* begin Exercise material *
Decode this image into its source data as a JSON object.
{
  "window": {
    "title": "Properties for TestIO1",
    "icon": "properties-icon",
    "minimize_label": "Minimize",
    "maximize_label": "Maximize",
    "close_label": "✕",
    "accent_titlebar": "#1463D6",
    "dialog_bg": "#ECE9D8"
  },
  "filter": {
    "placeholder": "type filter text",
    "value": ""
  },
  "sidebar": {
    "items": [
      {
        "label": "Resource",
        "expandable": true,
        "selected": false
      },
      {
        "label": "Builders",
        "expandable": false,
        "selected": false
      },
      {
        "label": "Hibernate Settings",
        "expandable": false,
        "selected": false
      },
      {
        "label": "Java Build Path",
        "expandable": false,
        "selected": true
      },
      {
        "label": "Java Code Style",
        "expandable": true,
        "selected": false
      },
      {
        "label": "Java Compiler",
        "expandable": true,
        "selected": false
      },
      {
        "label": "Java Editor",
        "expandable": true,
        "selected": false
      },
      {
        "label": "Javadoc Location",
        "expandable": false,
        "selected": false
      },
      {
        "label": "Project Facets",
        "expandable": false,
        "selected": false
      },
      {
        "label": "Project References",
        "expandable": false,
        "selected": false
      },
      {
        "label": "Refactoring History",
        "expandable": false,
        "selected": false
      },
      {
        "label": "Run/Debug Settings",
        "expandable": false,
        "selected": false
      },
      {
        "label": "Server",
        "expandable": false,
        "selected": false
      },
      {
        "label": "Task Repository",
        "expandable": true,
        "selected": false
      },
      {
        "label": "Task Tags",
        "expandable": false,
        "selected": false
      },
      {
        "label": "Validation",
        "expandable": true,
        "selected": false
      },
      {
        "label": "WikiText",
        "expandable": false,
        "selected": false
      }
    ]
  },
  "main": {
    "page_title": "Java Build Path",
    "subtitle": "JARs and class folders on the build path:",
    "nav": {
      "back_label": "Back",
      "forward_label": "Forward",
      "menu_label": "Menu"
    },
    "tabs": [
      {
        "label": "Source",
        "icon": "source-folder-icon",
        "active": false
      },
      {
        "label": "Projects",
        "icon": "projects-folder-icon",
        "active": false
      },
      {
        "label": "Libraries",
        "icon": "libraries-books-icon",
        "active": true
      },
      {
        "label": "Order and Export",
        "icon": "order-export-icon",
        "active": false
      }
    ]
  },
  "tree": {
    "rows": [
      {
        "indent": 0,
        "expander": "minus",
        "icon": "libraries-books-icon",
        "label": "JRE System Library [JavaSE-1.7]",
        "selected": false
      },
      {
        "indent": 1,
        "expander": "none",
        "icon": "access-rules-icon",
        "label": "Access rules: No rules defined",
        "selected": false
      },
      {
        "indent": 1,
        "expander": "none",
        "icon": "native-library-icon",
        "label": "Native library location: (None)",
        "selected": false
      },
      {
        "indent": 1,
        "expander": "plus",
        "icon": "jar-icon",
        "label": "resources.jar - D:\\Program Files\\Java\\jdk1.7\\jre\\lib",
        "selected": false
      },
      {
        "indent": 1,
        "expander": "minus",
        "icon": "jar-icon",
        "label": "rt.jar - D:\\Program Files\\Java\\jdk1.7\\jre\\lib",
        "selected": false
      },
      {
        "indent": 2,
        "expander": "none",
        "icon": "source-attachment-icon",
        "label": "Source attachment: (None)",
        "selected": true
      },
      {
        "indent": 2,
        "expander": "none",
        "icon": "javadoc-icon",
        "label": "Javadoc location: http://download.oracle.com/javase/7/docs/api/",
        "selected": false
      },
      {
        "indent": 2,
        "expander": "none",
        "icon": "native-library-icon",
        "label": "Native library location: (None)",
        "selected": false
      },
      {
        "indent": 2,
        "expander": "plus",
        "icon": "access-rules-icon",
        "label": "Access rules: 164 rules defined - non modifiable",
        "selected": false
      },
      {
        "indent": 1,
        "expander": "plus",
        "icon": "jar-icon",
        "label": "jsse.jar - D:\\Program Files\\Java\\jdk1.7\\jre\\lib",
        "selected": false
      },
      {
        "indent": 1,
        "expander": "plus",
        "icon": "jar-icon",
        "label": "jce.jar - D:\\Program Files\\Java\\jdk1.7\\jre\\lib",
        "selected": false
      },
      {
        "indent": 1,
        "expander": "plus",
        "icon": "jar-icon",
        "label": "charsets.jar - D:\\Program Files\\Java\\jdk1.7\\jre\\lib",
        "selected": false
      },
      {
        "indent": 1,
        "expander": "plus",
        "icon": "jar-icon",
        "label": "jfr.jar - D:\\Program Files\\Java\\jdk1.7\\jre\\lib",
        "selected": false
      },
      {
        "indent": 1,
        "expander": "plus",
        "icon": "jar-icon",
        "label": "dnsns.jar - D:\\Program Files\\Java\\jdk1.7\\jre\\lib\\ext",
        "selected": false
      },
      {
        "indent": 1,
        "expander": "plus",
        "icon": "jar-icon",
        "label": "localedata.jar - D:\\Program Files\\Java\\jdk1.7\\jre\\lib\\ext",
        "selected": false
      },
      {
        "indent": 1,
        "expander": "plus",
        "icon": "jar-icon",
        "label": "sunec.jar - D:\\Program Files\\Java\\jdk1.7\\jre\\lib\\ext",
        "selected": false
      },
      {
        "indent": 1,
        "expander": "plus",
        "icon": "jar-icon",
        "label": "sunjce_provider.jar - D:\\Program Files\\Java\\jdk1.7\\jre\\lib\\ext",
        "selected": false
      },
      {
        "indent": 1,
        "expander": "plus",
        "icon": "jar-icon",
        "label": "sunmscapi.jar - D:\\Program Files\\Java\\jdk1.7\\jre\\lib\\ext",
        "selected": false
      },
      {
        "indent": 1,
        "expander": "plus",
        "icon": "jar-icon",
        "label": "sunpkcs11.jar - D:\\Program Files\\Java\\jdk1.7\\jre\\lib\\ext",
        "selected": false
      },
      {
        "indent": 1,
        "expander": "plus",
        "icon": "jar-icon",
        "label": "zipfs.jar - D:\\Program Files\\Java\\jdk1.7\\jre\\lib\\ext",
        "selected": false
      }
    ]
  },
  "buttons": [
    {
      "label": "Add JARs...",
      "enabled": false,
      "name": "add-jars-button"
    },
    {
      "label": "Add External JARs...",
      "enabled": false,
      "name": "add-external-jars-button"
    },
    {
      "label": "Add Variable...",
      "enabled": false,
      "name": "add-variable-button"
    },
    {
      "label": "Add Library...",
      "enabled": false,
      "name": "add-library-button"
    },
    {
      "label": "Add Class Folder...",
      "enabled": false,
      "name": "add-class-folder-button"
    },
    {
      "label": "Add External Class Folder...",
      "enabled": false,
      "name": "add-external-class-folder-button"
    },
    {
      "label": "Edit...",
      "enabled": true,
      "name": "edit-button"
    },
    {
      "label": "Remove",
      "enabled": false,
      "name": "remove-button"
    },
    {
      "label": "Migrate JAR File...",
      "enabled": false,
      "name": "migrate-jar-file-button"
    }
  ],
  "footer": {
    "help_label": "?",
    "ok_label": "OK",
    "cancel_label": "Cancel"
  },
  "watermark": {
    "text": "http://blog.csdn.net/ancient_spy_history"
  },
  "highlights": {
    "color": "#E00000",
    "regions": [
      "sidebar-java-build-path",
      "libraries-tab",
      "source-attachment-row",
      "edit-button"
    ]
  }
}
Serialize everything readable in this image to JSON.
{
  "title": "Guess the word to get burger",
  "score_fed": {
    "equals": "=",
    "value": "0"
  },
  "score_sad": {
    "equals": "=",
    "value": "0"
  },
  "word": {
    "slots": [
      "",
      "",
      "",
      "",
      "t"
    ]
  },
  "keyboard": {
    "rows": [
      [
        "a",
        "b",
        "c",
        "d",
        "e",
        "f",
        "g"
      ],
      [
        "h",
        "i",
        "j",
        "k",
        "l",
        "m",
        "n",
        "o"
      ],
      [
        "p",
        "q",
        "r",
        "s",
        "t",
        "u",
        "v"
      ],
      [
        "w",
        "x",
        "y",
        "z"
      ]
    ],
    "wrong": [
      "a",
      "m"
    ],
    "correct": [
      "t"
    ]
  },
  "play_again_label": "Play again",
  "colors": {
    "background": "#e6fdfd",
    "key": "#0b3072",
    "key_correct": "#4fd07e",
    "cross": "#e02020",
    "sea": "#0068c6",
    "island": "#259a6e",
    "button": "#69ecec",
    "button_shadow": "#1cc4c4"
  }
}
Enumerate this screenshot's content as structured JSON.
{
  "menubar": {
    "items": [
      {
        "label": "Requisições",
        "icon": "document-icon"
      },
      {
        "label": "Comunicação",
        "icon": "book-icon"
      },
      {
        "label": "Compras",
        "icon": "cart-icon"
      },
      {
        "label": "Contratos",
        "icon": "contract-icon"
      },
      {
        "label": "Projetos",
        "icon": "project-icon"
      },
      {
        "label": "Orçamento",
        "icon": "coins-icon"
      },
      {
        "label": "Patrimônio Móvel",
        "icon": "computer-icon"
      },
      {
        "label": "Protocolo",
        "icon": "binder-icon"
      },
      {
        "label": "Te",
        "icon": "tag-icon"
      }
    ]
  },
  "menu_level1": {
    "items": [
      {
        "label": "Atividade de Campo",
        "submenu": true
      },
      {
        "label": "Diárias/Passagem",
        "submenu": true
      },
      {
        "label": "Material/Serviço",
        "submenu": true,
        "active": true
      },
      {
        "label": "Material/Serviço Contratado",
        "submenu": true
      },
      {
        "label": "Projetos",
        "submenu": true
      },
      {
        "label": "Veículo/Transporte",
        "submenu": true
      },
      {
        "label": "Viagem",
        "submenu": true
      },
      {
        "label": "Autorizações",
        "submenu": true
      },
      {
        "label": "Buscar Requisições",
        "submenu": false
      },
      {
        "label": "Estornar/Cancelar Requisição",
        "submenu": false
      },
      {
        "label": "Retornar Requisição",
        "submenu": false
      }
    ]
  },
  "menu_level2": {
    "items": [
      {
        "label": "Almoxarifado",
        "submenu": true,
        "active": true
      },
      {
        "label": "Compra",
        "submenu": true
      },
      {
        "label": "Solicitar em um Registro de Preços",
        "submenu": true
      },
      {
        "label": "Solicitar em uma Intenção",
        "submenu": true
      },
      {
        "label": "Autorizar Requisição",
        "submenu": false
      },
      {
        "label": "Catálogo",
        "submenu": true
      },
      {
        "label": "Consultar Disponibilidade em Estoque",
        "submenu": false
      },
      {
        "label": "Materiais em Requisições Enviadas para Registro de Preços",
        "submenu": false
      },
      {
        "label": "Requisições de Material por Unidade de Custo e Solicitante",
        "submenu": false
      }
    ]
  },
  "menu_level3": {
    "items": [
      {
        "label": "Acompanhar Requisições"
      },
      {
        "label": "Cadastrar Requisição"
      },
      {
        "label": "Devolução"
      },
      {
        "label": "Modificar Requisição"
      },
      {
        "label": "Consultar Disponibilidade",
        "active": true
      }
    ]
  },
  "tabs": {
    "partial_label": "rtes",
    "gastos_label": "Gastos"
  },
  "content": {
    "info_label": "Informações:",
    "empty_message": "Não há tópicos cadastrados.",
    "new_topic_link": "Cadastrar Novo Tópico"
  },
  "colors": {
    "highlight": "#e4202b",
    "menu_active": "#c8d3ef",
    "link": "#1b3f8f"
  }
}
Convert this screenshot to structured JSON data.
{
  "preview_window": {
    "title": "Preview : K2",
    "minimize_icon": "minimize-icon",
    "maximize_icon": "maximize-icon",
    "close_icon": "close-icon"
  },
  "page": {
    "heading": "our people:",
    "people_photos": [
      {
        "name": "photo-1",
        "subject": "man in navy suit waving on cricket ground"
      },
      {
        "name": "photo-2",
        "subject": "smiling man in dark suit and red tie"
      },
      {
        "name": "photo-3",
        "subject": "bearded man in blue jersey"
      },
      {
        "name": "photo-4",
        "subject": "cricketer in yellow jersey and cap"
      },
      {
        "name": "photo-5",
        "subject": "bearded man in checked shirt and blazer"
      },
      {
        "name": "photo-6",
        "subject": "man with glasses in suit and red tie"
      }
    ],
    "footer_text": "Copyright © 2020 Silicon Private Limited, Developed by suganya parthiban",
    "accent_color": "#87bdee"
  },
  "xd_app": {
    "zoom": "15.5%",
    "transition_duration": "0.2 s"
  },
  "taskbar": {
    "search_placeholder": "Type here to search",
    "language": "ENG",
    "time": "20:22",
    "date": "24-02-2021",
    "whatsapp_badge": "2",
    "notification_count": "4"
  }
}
* end Exercise material *
=== Problem details ===
Every line holding "filter" should be copied out.

=== Task response ===
  "filter": {
    "placeholder": "type filter text",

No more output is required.